* PROBLEM TO WORK ON:
Output the full material exactly as it appears here.

* Data items:
##############################
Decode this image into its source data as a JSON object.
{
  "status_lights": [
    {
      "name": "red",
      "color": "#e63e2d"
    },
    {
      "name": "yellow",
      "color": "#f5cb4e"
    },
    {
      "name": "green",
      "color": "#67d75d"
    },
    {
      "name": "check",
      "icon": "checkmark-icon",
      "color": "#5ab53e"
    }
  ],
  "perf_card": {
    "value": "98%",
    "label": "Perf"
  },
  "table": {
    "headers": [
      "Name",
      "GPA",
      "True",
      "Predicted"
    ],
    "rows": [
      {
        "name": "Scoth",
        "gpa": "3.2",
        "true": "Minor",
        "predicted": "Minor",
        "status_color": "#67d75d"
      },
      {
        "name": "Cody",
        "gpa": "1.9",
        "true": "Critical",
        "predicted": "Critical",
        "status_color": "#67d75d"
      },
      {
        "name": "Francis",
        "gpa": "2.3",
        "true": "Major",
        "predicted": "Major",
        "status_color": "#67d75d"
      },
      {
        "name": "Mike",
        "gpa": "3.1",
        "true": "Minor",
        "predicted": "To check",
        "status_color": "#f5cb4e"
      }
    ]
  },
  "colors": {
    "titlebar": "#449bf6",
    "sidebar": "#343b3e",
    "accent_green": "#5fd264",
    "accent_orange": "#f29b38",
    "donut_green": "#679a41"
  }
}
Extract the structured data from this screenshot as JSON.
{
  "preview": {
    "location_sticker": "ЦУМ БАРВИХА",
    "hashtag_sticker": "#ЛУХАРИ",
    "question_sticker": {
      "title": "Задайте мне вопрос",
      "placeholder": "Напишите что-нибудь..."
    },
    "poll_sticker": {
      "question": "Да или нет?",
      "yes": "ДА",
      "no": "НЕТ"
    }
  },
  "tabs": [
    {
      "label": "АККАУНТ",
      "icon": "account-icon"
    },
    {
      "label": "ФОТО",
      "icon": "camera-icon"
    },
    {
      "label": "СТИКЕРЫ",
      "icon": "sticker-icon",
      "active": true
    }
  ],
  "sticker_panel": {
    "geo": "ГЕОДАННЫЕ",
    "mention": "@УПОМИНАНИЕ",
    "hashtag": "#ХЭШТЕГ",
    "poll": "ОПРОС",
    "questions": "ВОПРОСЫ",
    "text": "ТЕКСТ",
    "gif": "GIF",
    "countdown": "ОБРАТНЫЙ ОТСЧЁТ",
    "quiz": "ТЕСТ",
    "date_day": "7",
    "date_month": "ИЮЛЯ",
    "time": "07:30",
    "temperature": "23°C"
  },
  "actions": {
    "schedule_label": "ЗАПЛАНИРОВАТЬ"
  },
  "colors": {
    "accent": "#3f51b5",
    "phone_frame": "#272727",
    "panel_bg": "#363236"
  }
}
##############################
* ANSWER:
Decode this image into its source data as a JSON object.
{
  "status_lights": [
    {
      "name": "red",
      "color": "#e63e2d"
    },
    {
      "name": "yellow",
      "color": "#f5cb4e"
    },
    {
      "name": "green",
      "color": "#67d75d"
    },
    {
      "name": "check",
      "icon": "checkmark-icon",
      "color": "#5ab53e"
    }
  ],
  "perf_card": {
    "value": "98%",
    "label": "Perf"
  },
  "table": {
    "headers": [
      "Name",
      "GPA",
      "True",
      "Predicted"
    ],
    "rows": [
      {
        "name": "Scoth",
        "gpa": "3.2",
        "true": "Minor",
        "predicted": "Minor",
        "status_color": "#67d75d"
      },
      {
        "name": "Cody",
        "gpa": "1.9",
        "true": "Critical",
        "predicted": "Critical",
        "status_color": "#67d75d"
      },
      {
        "name": "Francis",
        "gpa": "2.3",
        "true": "Major",
        "predicted": "Major",
        "status_color": "#67d75d"
      },
      {
        "name": "Mike",
        "gpa": "3.1",
        "true": "Minor",
        "predicted": "To check",
        "status_color": "#f5cb4e"
      }
    ]
  },
  "colors": {
    "titlebar": "#449bf6",
    "sidebar": "#343b3e",
    "accent_green": "#5fd264",
    "accent_orange": "#f29b38",
    "donut_green": "#679a41"
  }
}
Extract the structured data from this screenshot as JSON.
{
  "preview": {
    "location_sticker": "ЦУМ БАРВИХА",
    "hashtag_sticker": "#ЛУХАРИ",
    "question_sticker": {
      "title": "Задайте мне вопрос",
      "placeholder": "Напишите что-нибудь..."
    },
    "poll_sticker": {
      "question": "Да или нет?",
      "yes": "ДА",
      "no": "НЕТ"
    }
  },
  "tabs": [
    {
      "label": "АККАУНТ",
      "icon": "account-icon"
    },
    {
      "label": "ФОТО",
      "icon": "camera-icon"
    },
    {
      "label": "СТИКЕРЫ",
      "icon": "sticker-icon",
      "active": true
    }
  ],
  "sticker_panel": {
    "geo": "ГЕОДАННЫЕ",
    "mention": "@УПОМИНАНИЕ",
    "hashtag": "#ХЭШТЕГ",
    "poll": "ОПРОС",
    "questions": "ВОПРОСЫ",
    "text": "ТЕКСТ",
    "gif": "GIF",
    "countdown": "ОБРАТНЫЙ ОТСЧЁТ",
    "quiz": "ТЕСТ",
    "date_day": "7",
    "date_month": "ИЮЛЯ",
    "time": "07:30",
    "temperature": "23°C"
  },
  "actions": {
    "schedule_label": "ЗАПЛАНИРОВАТЬ"
  },
  "colors": {
    "accent": "#3f51b5",
    "phone_frame": "#272727",
    "panel_bg": "#363236"
  }
}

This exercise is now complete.